_Excerpted records:_
•••
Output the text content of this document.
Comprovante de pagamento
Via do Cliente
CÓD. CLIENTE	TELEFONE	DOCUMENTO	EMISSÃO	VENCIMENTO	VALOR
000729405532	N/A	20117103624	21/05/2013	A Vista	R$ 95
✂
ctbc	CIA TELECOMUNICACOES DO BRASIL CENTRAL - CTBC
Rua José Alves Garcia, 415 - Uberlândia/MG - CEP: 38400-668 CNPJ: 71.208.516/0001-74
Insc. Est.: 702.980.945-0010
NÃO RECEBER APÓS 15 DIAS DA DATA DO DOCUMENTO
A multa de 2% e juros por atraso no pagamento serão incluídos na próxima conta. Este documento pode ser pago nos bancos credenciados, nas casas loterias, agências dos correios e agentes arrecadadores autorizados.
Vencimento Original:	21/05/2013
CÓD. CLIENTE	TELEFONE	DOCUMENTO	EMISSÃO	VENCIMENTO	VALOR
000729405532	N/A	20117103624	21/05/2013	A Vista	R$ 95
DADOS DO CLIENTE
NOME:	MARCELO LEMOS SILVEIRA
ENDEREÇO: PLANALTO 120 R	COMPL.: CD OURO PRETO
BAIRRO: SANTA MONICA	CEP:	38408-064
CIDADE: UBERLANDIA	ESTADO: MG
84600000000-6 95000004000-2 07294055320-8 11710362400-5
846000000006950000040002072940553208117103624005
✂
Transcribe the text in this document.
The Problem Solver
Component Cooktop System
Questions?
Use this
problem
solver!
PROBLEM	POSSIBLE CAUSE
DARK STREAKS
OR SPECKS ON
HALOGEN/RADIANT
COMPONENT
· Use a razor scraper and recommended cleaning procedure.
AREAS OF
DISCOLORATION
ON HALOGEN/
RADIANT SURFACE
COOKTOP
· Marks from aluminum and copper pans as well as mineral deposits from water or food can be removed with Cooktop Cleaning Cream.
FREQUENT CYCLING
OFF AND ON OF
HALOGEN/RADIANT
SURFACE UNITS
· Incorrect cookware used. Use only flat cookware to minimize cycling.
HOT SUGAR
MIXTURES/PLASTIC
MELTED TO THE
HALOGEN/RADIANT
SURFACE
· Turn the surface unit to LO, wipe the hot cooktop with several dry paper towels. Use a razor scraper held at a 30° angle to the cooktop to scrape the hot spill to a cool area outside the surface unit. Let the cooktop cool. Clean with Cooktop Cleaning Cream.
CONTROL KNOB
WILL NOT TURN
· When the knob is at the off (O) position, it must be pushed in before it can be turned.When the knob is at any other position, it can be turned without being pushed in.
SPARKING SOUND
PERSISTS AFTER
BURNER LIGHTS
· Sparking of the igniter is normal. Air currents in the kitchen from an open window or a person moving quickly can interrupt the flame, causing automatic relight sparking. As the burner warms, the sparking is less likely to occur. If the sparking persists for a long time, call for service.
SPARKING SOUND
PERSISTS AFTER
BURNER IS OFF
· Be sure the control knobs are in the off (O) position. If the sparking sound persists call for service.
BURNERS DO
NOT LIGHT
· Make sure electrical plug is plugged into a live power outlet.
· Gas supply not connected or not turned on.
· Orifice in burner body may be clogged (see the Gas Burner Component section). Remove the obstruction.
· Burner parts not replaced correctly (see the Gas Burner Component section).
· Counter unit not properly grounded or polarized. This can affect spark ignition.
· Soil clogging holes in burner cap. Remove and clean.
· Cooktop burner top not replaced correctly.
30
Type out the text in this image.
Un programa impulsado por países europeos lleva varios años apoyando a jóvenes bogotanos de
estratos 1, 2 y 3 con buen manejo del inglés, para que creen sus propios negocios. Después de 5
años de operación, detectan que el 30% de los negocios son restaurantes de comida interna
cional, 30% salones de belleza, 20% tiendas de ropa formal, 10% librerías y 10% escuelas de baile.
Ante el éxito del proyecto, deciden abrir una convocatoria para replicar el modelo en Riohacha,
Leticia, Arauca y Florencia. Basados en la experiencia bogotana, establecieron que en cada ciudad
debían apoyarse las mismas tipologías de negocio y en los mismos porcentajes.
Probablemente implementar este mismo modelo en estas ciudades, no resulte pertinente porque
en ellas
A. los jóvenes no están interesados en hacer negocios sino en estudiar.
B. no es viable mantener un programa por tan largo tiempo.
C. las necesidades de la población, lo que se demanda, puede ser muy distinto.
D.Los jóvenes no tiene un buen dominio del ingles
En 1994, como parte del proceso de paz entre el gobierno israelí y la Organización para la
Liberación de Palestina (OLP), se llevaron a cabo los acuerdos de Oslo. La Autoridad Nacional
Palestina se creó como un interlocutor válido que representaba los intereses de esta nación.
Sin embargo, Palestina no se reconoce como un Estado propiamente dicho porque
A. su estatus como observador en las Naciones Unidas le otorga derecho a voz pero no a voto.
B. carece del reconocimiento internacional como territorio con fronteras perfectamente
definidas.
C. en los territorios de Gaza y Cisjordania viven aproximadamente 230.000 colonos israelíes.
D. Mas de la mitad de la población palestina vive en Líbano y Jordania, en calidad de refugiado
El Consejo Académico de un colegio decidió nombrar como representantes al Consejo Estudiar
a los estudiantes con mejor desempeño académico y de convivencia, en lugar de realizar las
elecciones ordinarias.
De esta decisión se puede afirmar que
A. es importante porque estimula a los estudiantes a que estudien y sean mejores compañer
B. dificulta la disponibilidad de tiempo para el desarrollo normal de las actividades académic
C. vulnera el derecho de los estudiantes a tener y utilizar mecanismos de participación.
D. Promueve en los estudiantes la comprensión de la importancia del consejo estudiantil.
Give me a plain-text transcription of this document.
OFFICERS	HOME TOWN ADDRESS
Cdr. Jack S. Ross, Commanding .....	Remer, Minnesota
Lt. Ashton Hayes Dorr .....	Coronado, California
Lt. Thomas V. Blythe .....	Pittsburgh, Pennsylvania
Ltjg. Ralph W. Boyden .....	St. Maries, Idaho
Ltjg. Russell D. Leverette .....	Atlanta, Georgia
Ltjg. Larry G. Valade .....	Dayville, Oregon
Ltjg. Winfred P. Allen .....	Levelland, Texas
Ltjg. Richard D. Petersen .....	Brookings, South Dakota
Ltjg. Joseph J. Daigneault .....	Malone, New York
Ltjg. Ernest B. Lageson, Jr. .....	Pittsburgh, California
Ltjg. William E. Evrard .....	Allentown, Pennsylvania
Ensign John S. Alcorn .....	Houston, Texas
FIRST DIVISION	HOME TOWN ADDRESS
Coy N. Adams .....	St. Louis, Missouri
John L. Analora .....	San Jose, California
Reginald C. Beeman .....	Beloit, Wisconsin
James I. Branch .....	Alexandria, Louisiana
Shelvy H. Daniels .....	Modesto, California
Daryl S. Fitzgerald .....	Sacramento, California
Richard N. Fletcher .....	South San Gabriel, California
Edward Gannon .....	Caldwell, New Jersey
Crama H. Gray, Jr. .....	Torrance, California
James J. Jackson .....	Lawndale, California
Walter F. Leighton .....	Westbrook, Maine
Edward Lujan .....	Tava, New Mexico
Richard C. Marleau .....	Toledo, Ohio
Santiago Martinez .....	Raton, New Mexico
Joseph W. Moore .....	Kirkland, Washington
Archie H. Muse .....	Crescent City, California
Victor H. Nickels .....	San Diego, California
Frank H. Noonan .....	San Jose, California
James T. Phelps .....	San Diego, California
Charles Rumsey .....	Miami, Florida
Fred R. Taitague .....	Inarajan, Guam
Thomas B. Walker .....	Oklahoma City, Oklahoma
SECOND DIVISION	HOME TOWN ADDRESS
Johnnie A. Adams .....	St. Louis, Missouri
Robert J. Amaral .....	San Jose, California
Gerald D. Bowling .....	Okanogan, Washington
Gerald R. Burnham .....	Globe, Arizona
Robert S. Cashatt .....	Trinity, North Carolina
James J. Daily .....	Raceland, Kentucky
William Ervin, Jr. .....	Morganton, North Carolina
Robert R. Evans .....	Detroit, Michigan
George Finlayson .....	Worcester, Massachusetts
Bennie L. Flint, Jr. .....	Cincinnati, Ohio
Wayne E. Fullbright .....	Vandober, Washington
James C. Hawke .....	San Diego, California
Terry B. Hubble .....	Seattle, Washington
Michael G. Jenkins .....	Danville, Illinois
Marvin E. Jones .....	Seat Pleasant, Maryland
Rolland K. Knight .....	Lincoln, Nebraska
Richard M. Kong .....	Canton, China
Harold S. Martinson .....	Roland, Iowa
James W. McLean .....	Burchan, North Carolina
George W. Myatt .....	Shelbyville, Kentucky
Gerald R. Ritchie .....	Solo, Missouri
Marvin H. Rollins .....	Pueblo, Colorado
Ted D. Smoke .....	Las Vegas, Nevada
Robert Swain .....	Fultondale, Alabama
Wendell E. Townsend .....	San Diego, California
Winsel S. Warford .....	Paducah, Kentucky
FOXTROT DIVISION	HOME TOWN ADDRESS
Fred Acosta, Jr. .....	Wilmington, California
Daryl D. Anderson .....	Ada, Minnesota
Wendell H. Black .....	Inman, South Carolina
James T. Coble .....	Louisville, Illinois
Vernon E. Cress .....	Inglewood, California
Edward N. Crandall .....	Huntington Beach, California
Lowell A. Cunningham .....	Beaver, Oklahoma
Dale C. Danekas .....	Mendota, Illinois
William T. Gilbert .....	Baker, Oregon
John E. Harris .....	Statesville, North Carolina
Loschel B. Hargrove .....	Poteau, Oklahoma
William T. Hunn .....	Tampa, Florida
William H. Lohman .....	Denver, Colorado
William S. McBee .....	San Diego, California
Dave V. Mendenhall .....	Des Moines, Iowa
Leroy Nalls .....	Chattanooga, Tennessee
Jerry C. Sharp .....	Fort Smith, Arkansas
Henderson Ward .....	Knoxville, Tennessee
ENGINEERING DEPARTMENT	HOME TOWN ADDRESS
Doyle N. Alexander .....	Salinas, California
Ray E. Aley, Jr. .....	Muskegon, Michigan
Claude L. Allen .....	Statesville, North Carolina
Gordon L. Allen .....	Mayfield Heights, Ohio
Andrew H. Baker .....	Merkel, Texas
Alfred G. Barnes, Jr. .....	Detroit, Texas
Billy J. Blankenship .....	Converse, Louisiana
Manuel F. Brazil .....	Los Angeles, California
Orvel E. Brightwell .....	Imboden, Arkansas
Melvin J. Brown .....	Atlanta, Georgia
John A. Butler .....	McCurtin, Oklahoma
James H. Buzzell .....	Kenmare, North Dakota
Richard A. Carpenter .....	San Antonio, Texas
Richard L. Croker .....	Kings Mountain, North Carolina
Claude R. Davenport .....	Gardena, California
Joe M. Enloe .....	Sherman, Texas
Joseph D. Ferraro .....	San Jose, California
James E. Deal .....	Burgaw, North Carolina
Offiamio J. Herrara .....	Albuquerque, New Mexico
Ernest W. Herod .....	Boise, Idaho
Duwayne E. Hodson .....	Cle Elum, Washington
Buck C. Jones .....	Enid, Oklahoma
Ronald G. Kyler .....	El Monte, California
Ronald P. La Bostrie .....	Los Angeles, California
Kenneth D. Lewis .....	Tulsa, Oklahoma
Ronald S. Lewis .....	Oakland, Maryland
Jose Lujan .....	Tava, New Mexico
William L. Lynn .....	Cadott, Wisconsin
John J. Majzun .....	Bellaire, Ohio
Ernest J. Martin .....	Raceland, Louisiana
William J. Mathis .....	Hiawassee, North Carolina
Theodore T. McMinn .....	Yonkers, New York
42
•••
_Direction:_
From the records, copy every line that has the string "buen" in it.

_Final result:_
estratos 1, 2 y 3 con buen manejo del inglés, para que creen sus propios negocios. Después de 5
D.Los jóvenes no tiene un buen dominio del ingles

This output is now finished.